- Records for the exercise
○ ○ ○ ○

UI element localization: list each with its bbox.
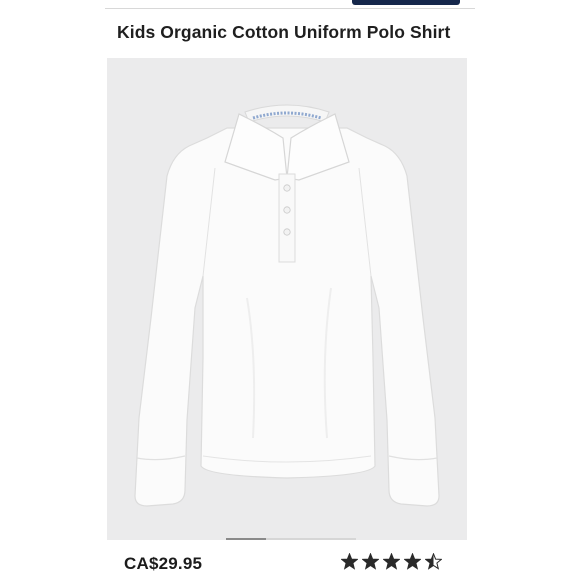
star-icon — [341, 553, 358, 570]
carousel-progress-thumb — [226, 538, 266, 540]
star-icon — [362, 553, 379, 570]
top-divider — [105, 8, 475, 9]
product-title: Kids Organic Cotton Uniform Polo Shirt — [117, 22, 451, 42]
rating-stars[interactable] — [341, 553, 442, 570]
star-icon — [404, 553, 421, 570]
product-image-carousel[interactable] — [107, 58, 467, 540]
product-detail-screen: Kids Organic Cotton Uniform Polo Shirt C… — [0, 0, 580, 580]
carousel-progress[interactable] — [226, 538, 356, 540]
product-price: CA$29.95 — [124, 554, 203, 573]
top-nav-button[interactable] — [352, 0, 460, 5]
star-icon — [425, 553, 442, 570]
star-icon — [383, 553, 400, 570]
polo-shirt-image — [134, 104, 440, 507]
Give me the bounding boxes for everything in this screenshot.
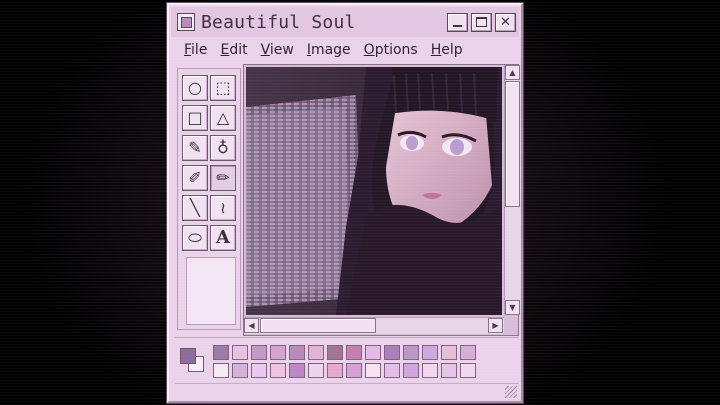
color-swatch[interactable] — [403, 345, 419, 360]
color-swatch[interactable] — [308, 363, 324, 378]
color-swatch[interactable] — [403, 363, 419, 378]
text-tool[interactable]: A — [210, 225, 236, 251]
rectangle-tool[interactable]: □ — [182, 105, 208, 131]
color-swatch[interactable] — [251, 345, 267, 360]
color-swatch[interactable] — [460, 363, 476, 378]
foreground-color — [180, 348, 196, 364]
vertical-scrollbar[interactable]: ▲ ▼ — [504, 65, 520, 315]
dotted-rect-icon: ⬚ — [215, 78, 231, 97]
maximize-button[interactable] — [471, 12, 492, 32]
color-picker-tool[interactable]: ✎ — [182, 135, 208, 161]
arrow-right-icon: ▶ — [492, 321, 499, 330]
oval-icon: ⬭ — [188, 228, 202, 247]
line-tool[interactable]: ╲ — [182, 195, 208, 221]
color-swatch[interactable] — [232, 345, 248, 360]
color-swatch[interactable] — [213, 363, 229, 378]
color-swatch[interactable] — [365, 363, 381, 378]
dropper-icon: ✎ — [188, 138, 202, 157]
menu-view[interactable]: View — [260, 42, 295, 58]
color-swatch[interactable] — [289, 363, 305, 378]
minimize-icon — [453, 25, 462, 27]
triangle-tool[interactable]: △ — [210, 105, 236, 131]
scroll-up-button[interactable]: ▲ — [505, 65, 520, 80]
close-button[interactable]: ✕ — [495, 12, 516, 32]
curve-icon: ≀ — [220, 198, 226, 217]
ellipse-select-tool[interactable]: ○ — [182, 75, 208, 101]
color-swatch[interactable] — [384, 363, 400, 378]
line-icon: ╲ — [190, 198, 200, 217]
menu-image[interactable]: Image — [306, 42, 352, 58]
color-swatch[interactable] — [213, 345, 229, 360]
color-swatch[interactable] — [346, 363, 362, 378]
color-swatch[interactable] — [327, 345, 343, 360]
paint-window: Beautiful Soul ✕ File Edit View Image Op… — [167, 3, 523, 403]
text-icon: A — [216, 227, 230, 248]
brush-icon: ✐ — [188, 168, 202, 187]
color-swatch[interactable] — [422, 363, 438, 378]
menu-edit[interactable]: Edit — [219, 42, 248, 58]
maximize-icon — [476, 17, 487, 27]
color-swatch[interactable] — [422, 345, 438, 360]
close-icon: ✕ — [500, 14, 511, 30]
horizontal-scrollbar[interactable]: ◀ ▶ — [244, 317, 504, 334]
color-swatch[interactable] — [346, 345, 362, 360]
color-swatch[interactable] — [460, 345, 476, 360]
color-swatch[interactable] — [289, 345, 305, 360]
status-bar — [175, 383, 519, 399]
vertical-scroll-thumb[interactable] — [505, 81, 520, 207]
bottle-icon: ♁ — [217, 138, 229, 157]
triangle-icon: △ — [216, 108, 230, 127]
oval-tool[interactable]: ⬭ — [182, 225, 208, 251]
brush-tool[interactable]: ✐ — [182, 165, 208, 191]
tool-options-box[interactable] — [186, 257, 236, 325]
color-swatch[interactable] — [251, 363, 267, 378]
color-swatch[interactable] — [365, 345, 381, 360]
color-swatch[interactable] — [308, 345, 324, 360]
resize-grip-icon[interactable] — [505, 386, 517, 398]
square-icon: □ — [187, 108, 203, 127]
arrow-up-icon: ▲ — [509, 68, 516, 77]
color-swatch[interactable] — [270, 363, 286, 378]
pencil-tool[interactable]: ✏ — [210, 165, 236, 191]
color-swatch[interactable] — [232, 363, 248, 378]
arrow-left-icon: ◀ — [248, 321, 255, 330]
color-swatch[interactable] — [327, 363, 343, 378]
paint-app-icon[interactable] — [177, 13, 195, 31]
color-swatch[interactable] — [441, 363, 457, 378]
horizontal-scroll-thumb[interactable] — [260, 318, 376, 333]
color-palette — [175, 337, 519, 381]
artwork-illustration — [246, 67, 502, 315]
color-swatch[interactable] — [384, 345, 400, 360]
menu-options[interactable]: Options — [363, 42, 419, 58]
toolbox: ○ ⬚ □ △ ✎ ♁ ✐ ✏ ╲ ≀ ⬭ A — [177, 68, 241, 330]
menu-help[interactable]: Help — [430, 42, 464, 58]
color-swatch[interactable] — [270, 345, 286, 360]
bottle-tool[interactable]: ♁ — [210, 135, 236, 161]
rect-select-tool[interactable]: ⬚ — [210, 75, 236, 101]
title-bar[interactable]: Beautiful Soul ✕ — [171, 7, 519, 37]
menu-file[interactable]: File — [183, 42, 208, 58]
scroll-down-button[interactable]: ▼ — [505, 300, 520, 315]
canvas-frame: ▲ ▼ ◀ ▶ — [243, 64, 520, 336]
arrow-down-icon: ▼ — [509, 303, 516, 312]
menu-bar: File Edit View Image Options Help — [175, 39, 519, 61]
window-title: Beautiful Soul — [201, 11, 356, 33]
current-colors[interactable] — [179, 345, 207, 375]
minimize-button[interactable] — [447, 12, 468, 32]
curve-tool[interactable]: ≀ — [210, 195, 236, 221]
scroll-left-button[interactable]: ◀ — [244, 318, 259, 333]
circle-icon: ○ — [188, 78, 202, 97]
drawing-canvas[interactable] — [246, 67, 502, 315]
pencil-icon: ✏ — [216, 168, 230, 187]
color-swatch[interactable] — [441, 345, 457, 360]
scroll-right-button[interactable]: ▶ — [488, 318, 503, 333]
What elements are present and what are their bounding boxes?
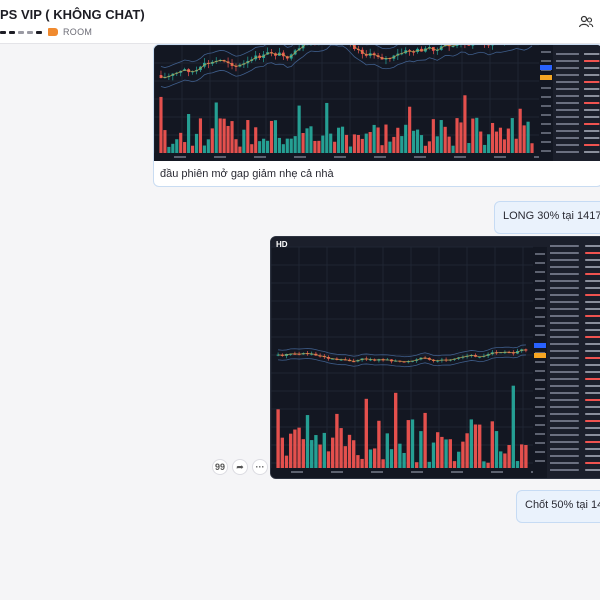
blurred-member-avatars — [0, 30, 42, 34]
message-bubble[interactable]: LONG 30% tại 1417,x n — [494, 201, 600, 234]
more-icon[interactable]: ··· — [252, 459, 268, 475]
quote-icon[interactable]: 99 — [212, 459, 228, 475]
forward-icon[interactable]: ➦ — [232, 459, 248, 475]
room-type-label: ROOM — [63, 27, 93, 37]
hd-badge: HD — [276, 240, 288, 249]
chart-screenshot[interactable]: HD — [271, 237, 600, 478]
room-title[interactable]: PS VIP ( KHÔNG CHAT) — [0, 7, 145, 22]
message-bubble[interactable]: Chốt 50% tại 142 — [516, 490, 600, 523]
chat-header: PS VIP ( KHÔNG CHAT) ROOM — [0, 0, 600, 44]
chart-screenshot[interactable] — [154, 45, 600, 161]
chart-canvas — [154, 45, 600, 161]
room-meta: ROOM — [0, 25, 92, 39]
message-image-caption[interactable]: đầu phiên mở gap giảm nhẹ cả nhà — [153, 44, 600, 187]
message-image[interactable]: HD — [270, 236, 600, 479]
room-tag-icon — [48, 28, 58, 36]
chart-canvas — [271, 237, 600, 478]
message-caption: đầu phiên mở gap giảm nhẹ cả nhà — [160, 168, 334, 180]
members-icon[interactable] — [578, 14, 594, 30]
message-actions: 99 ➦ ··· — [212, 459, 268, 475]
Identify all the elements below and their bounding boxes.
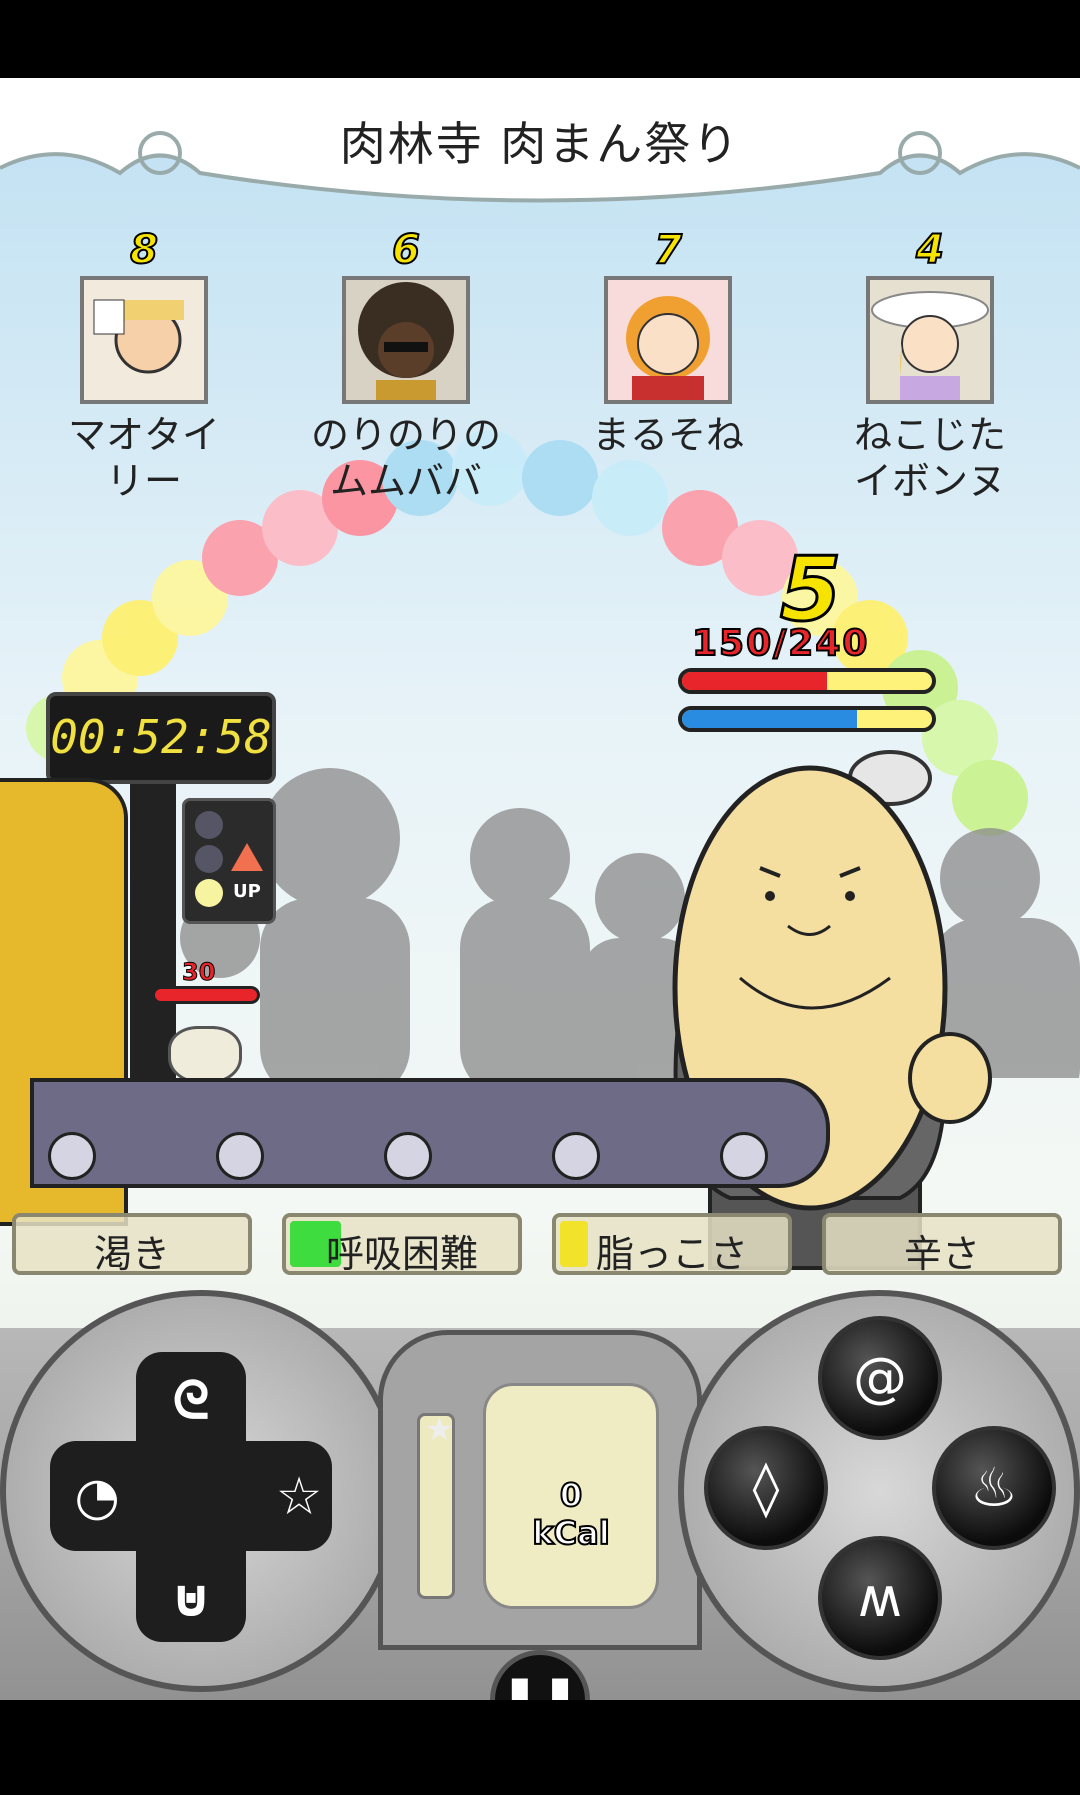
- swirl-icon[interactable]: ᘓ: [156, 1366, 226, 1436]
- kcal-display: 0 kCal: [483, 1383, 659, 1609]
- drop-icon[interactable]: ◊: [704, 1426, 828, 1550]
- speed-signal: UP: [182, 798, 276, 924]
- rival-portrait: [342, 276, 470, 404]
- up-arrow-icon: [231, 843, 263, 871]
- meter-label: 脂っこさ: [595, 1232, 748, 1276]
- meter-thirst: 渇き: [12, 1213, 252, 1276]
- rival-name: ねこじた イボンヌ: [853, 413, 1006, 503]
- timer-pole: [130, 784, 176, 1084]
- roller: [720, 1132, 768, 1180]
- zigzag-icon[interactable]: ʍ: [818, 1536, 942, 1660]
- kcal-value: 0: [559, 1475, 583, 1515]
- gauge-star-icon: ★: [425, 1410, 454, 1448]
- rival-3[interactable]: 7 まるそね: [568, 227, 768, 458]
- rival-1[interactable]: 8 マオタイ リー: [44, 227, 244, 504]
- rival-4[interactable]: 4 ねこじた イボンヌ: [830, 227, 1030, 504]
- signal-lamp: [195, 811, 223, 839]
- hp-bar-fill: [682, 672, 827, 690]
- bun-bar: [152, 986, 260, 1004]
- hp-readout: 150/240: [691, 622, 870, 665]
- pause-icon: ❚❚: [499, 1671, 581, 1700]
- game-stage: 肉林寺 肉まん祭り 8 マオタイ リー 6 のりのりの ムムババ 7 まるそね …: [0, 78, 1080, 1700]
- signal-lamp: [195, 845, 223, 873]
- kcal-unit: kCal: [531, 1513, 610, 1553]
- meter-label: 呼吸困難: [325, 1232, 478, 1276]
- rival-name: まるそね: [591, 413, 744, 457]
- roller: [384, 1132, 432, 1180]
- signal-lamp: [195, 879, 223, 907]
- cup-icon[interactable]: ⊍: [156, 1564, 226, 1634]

○ ○ ○ ○

- What you should do
Retype the records from the line with "star-icon — [341, 553, 358, 570]" up to and including the line with "product-image-carousel[interactable] — [107, 58, 467, 540]", keeping each line identical.

- Correct response
star-icon — [341, 553, 358, 570]
carousel-progress-thumb — [226, 538, 266, 540]
star-icon — [362, 553, 379, 570]
top-divider — [105, 8, 475, 9]
product-title: Kids Organic Cotton Uniform Polo Shirt — [117, 22, 451, 42]
rating-stars[interactable] — [341, 553, 442, 570]
star-icon — [404, 553, 421, 570]
product-image-carousel[interactable] — [107, 58, 467, 540]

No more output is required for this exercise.